Data excerpts
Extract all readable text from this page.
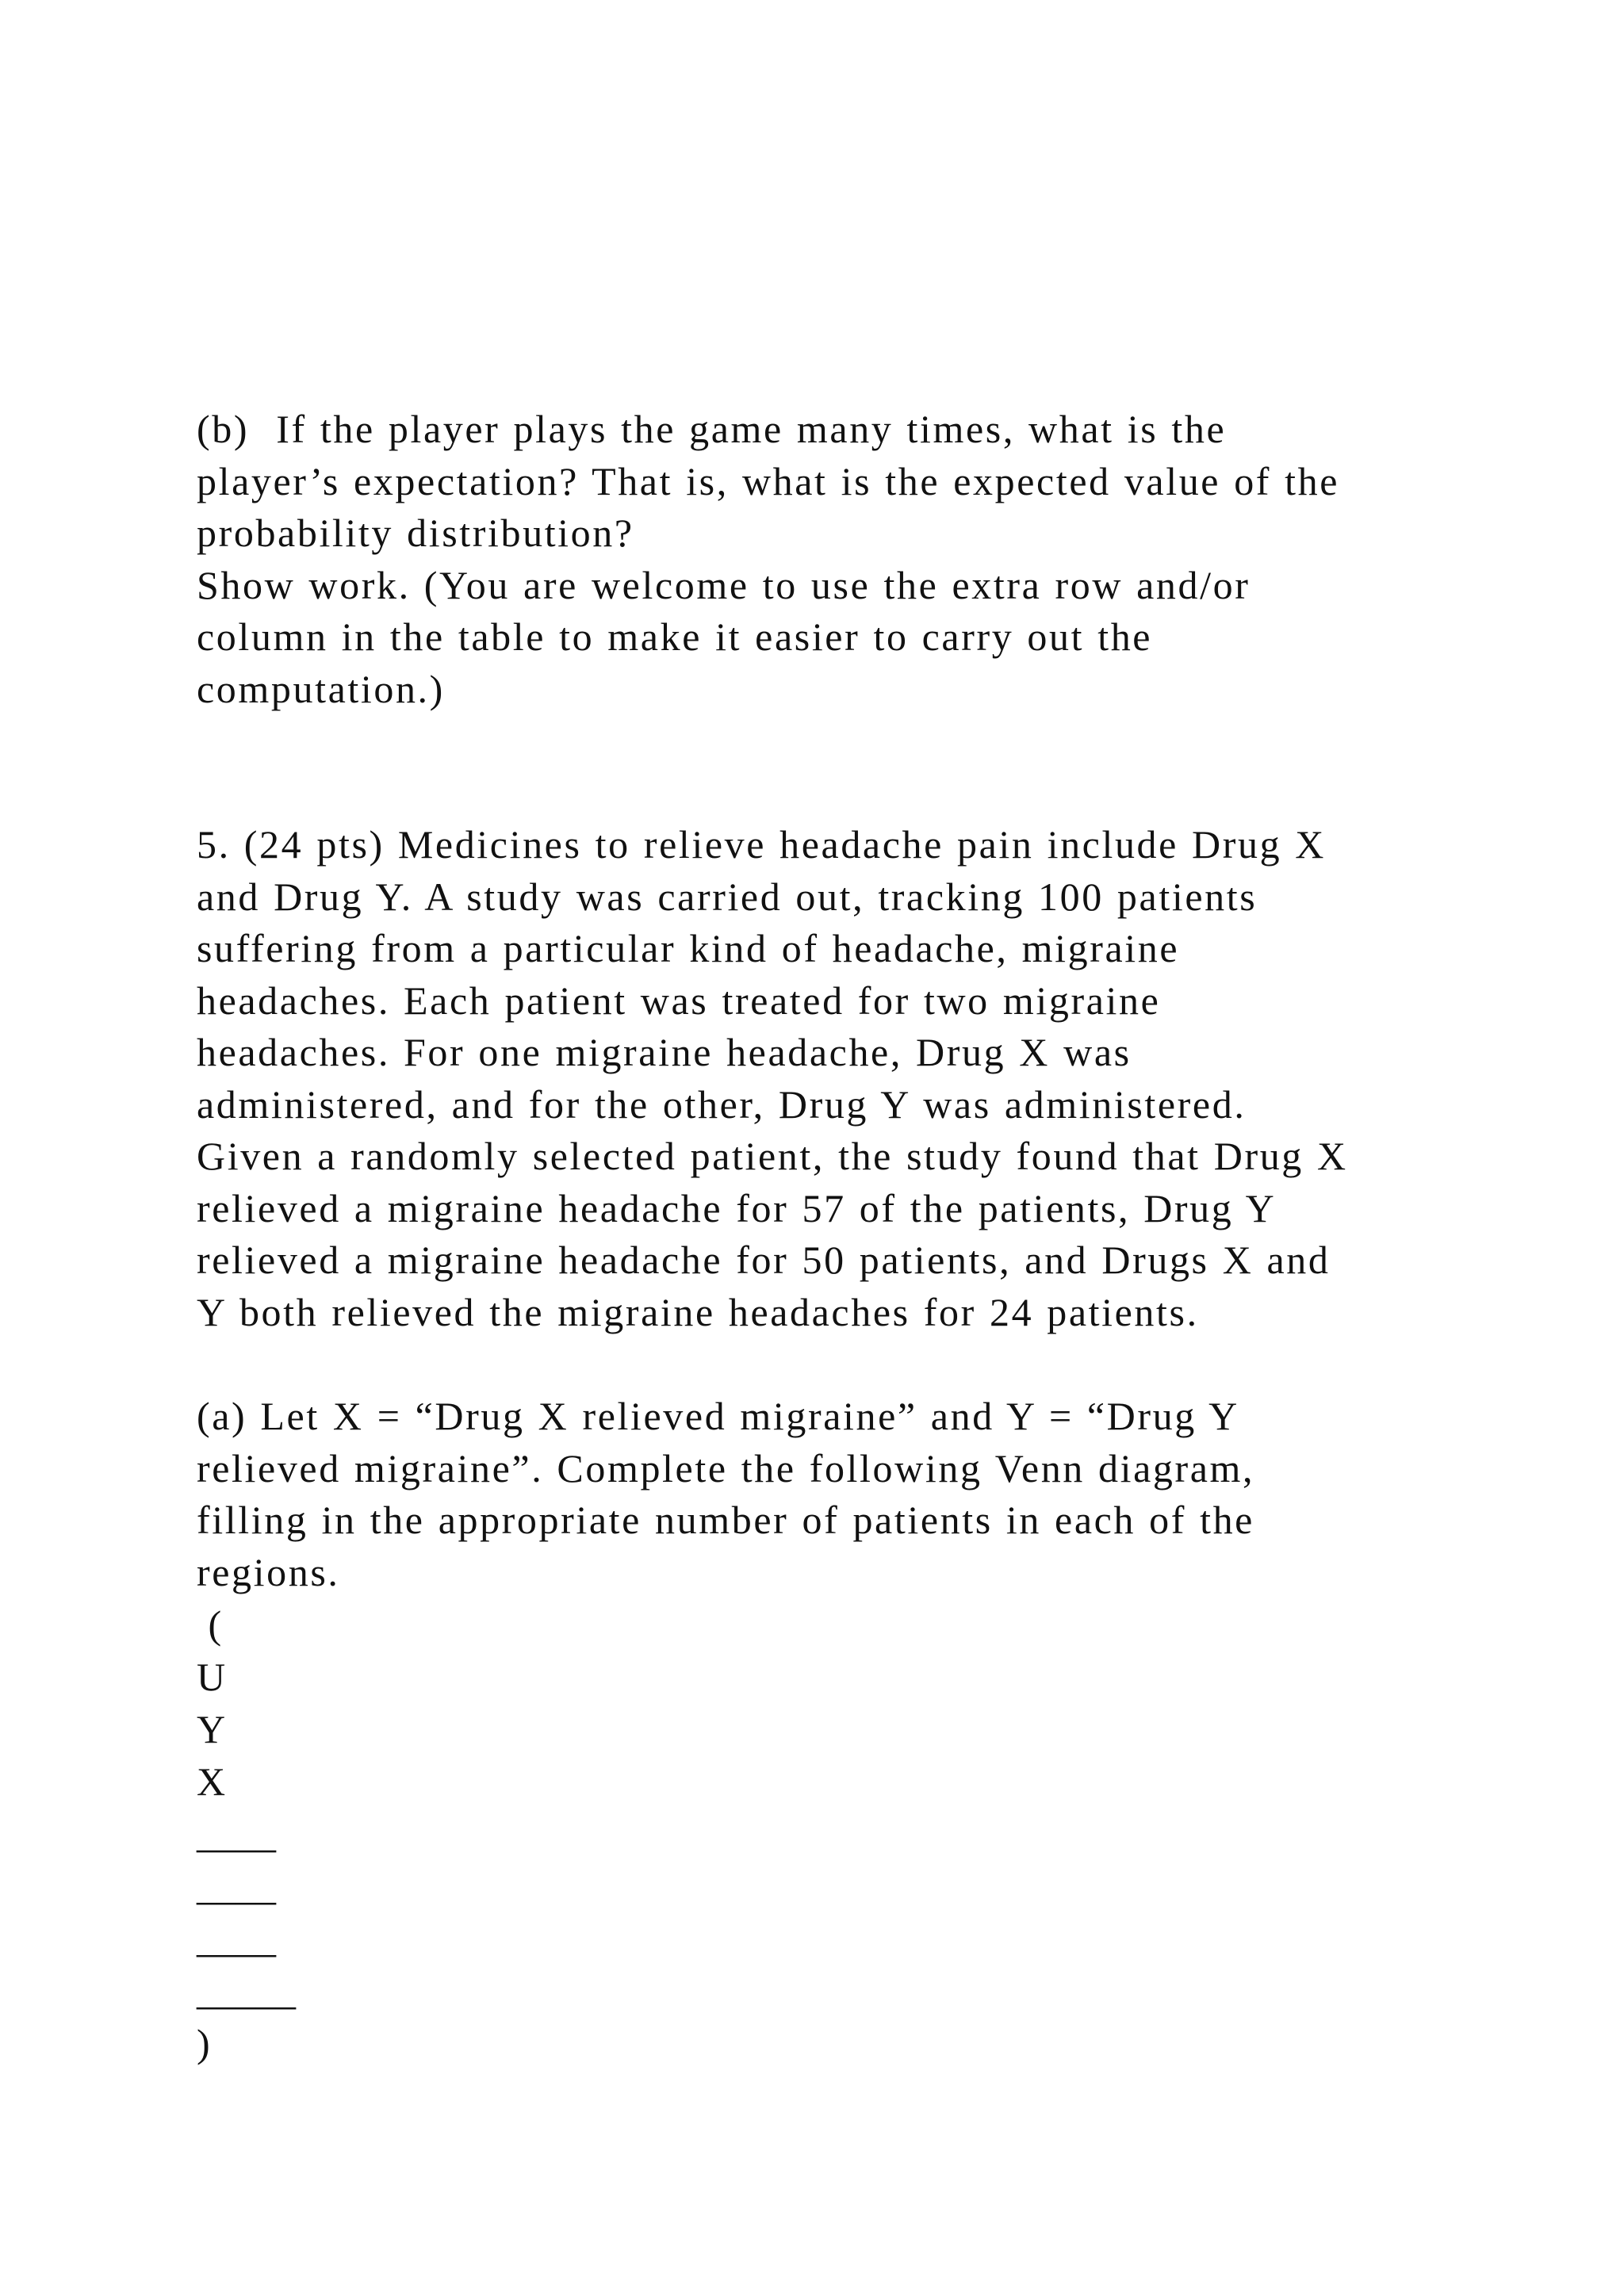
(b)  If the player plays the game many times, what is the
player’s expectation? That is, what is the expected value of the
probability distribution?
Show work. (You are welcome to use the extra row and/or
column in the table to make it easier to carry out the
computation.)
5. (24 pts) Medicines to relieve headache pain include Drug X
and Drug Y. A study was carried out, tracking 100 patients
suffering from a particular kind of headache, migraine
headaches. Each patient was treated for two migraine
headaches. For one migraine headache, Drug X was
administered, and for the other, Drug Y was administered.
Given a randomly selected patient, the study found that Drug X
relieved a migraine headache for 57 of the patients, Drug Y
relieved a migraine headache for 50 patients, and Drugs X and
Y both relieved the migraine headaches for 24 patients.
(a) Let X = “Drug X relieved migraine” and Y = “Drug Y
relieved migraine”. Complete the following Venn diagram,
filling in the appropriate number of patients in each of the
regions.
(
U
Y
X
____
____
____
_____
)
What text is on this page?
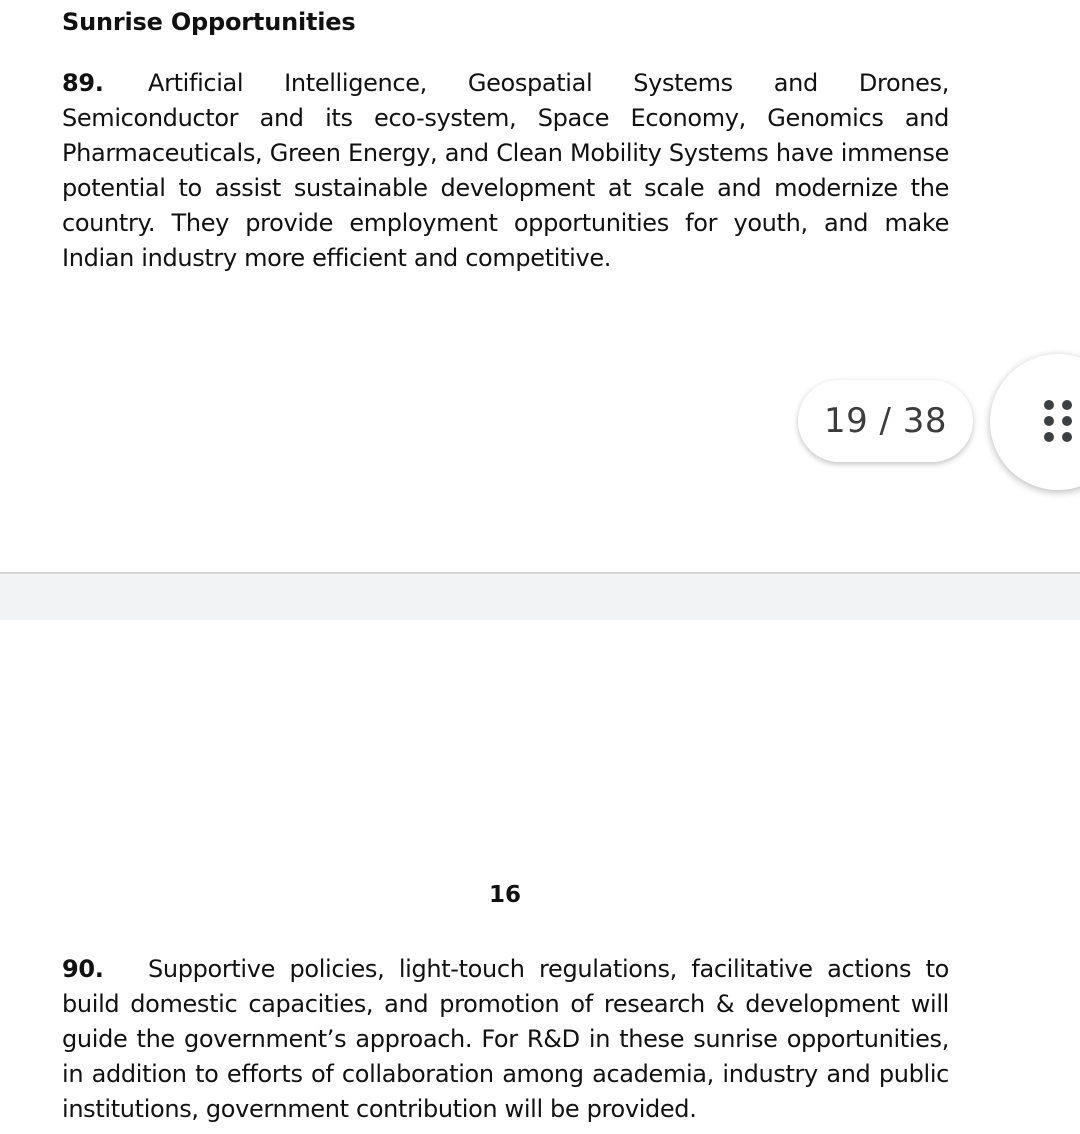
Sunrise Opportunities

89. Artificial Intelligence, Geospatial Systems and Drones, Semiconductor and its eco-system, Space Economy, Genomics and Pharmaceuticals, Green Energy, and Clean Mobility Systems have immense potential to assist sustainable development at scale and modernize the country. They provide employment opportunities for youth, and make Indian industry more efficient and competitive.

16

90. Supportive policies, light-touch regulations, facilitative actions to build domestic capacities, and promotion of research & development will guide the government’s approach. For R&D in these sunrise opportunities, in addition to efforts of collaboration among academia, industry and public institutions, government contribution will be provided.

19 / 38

▸ **TASK PROMPT**:
All of the records above must be copied exactly, except for the pictures.

▸ **THE ANSWER**:
Extract all readable text from this page.
(b)  If the player plays the game many times, what is the
player’s expectation? That is, what is the expected value of the
probability distribution?
Show work. (You are welcome to use the extra row and/or
column in the table to make it easier to carry out the
computation.)
5. (24 pts) Medicines to relieve headache pain include Drug X
and Drug Y. A study was carried out, tracking 100 patients
suffering from a particular kind of headache, migraine
headaches. Each patient was treated for two migraine
headaches. For one migraine headache, Drug X was
administered, and for the other, Drug Y was administered.
Given a randomly selected patient, the study found that Drug X
relieved a migraine headache for 57 of the patients, Drug Y
relieved a migraine headache for 50 patients, and Drugs X and
Y both relieved the migraine headaches for 24 patients.
(a) Let X = “Drug X relieved migraine” and Y = “Drug Y
relieved migraine”. Complete the following Venn diagram,
filling in the appropriate number of patients in each of the
regions.
(
U
Y
X
____
____
____
_____
)
What text is on this page?
Sunrise Opportunities

89. Artificial Intelligence, Geospatial Systems and Drones, Semiconductor and its eco-system, Space Economy, Genomics and Pharmaceuticals, Green Energy, and Clean Mobility Systems have immense potential to assist sustainable development at scale and modernize the country. They provide employment opportunities for youth, and make Indian industry more efficient and competitive.

16

90. Supportive policies, light-touch regulations, facilitative actions to build domestic capacities, and promotion of research & development will guide the government’s approach. For R&D in these sunrise opportunities, in addition to efforts of collaboration among academia, industry and public institutions, government contribution will be provided.

19 / 38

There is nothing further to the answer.